*GIVEN INSTRUCTION*: Copy all of the records below verbatim.

*A run of records*:

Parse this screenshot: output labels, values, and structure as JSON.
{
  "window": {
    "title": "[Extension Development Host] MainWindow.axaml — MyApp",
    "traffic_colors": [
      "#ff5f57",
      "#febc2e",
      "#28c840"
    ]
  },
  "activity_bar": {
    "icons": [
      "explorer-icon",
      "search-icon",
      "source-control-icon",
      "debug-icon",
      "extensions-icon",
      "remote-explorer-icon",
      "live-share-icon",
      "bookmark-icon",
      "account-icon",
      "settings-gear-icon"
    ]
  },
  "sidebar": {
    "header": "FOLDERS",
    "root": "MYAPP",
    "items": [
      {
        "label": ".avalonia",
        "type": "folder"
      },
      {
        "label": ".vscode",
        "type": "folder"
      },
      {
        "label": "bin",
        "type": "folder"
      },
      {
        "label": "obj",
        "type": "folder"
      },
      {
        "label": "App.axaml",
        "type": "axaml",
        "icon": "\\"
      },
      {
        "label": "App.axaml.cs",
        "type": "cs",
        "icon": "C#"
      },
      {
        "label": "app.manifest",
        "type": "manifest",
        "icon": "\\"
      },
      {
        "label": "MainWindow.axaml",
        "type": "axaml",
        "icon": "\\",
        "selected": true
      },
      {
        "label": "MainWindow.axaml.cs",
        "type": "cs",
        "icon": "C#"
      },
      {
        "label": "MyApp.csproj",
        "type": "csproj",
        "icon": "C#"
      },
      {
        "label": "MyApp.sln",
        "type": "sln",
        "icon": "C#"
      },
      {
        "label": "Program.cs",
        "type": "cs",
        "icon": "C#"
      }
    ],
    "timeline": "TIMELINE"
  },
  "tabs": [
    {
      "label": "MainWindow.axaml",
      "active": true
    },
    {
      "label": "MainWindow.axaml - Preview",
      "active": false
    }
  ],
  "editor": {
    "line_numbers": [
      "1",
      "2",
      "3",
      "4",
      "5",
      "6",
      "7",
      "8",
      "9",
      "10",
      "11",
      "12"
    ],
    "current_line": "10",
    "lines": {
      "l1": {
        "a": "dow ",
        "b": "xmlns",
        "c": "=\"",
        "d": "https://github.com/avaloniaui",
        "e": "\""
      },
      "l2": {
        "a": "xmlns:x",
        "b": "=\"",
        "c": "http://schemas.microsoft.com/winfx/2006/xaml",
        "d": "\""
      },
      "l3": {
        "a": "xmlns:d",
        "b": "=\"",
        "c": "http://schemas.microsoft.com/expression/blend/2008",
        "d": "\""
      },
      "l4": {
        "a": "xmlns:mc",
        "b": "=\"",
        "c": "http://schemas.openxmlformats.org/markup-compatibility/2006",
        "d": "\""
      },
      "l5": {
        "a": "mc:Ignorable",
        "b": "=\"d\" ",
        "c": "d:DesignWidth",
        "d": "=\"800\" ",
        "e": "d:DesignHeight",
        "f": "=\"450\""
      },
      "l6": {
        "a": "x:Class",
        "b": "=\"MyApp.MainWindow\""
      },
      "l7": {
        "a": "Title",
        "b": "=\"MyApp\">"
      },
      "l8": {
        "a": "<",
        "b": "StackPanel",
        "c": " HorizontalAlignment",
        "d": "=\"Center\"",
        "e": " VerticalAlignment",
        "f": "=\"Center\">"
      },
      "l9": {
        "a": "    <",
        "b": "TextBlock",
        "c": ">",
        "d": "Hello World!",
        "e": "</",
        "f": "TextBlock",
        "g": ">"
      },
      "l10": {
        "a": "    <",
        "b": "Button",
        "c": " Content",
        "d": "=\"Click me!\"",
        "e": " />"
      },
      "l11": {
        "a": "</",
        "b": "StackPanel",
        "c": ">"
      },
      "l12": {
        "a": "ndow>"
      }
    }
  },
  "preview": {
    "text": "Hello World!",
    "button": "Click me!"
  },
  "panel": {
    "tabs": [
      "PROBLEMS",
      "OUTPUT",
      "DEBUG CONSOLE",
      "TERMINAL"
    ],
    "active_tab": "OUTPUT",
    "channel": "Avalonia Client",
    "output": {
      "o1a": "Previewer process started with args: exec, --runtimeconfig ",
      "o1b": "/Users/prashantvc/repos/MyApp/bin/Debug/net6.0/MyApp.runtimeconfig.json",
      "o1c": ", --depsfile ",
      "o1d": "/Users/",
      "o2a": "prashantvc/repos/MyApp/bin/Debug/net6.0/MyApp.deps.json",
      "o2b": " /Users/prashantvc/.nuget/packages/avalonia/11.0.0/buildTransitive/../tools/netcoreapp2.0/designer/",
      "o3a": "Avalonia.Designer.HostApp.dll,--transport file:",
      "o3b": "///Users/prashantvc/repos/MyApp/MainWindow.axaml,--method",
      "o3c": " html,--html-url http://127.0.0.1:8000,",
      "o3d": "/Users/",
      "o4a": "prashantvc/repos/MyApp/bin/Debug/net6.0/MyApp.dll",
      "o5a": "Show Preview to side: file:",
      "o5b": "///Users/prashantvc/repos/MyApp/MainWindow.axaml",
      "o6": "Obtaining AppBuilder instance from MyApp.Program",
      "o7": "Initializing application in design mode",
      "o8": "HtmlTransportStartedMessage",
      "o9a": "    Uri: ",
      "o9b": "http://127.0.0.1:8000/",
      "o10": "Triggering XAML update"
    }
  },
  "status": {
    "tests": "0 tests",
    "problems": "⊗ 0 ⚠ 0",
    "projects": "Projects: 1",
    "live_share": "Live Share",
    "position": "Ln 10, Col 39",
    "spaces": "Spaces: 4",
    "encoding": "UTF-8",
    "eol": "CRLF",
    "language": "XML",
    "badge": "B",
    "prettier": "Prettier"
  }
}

*SOLUTION*:
Parse this screenshot: output labels, values, and structure as JSON.
{
  "window": {
    "title": "[Extension Development Host] MainWindow.axaml — MyApp",
    "traffic_colors": [
      "#ff5f57",
      "#febc2e",
      "#28c840"
    ]
  },
  "activity_bar": {
    "icons": [
      "explorer-icon",
      "search-icon",
      "source-control-icon",
      "debug-icon",
      "extensions-icon",
      "remote-explorer-icon",
      "live-share-icon",
      "bookmark-icon",
      "account-icon",
      "settings-gear-icon"
    ]
  },
  "sidebar": {
    "header": "FOLDERS",
    "root": "MYAPP",
    "items": [
      {
        "label": ".avalonia",
        "type": "folder"
      },
      {
        "label": ".vscode",
        "type": "folder"
      },
      {
        "label": "bin",
        "type": "folder"
      },
      {
        "label": "obj",
        "type": "folder"
      },
      {
        "label": "App.axaml",
        "type": "axaml",
        "icon": "\\"
      },
      {
        "label": "App.axaml.cs",
        "type": "cs",
        "icon": "C#"
      },
      {
        "label": "app.manifest",
        "type": "manifest",
        "icon": "\\"
      },
      {
        "label": "MainWindow.axaml",
        "type": "axaml",
        "icon": "\\",
        "selected": true
      },
      {
        "label": "MainWindow.axaml.cs",
        "type": "cs",
        "icon": "C#"
      },
      {
        "label": "MyApp.csproj",
        "type": "csproj",
        "icon": "C#"
      },
      {
        "label": "MyApp.sln",
        "type": "sln",
        "icon": "C#"
      },
      {
        "label": "Program.cs",
        "type": "cs",
        "icon": "C#"
      }
    ],
    "timeline": "TIMELINE"
  },
  "tabs": [
    {
      "label": "MainWindow.axaml",
      "active": true
    },
    {
      "label": "MainWindow.axaml - Preview",
      "active": false
    }
  ],
  "editor": {
    "line_numbers": [
      "1",
      "2",
      "3",
      "4",
      "5",
      "6",
      "7",
      "8",
      "9",
      "10",
      "11",
      "12"
    ],
    "current_line": "10",
    "lines": {
      "l1": {
        "a": "dow ",
        "b": "xmlns",
        "c": "=\"",
        "d": "https://github.com/avaloniaui",
        "e": "\""
      },
      "l2": {
        "a": "xmlns:x",
        "b": "=\"",
        "c": "http://schemas.microsoft.com/winfx/2006/xaml",
        "d": "\""
      },
      "l3": {
        "a": "xmlns:d",
        "b": "=\"",
        "c": "http://schemas.microsoft.com/expression/blend/2008",
        "d": "\""
      },
      "l4": {
        "a": "xmlns:mc",
        "b": "=\"",
        "c": "http://schemas.openxmlformats.org/markup-compatibility/2006",
        "d": "\""
      },
      "l5": {
        "a": "mc:Ignorable",
        "b": "=\"d\" ",
        "c": "d:DesignWidth",
        "d": "=\"800\" ",
        "e": "d:DesignHeight",
        "f": "=\"450\""
      },
      "l6": {
        "a": "x:Class",
        "b": "=\"MyApp.MainWindow\""
      },
      "l7": {
        "a": "Title",
        "b": "=\"MyApp\">"
      },
      "l8": {
        "a": "<",
        "b": "StackPanel",
        "c": " HorizontalAlignment",
        "d": "=\"Center\"",
        "e": " VerticalAlignment",
        "f": "=\"Center\">"
      },
      "l9": {
        "a": "    <",
        "b": "TextBlock",
        "c": ">",
        "d": "Hello World!",
        "e": "</",
        "f": "TextBlock",
        "g": ">"
      },
      "l10": {
        "a": "    <",
        "b": "Button",
        "c": " Content",
        "d": "=\"Click me!\"",
        "e": " />"
      },
      "l11": {
        "a": "</",
        "b": "StackPanel",
        "c": ">"
      },
      "l12": {
        "a": "ndow>"
      }
    }
  },
  "preview": {
    "text": "Hello World!",
    "button": "Click me!"
  },
  "panel": {
    "tabs": [
      "PROBLEMS",
      "OUTPUT",
      "DEBUG CONSOLE",
      "TERMINAL"
    ],
    "active_tab": "OUTPUT",
    "channel": "Avalonia Client",
    "output": {
      "o1a": "Previewer process started with args: exec, --runtimeconfig ",
      "o1b": "/Users/prashantvc/repos/MyApp/bin/Debug/net6.0/MyApp.runtimeconfig.json",
      "o1c": ", --depsfile ",
      "o1d": "/Users/",
      "o2a": "prashantvc/repos/MyApp/bin/Debug/net6.0/MyApp.deps.json",
      "o2b": " /Users/prashantvc/.nuget/packages/avalonia/11.0.0/buildTransitive/../tools/netcoreapp2.0/designer/",
      "o3a": "Avalonia.Designer.HostApp.dll,--transport file:",
      "o3b": "///Users/prashantvc/repos/MyApp/MainWindow.axaml,--method",
      "o3c": " html,--html-url http://127.0.0.1:8000,",
      "o3d": "/Users/",
      "o4a": "prashantvc/repos/MyApp/bin/Debug/net6.0/MyApp.dll",
      "o5a": "Show Preview to side: file:",
      "o5b": "///Users/prashantvc/repos/MyApp/MainWindow.axaml",
      "o6": "Obtaining AppBuilder instance from MyApp.Program",
      "o7": "Initializing application in design mode",
      "o8": "HtmlTransportStartedMessage",
      "o9a": "    Uri: ",
      "o9b": "http://127.0.0.1:8000/",
      "o10": "Triggering XAML update"
    }
  },
  "status": {
    "tests": "0 tests",
    "problems": "⊗ 0 ⚠ 0",
    "projects": "Projects: 1",
    "live_share": "Live Share",
    "position": "Ln 10, Col 39",
    "spaces": "Spaces: 4",
    "encoding": "UTF-8",
    "eol": "CRLF",
    "language": "XML",
    "badge": "B",
    "prettier": "Prettier"
  }
}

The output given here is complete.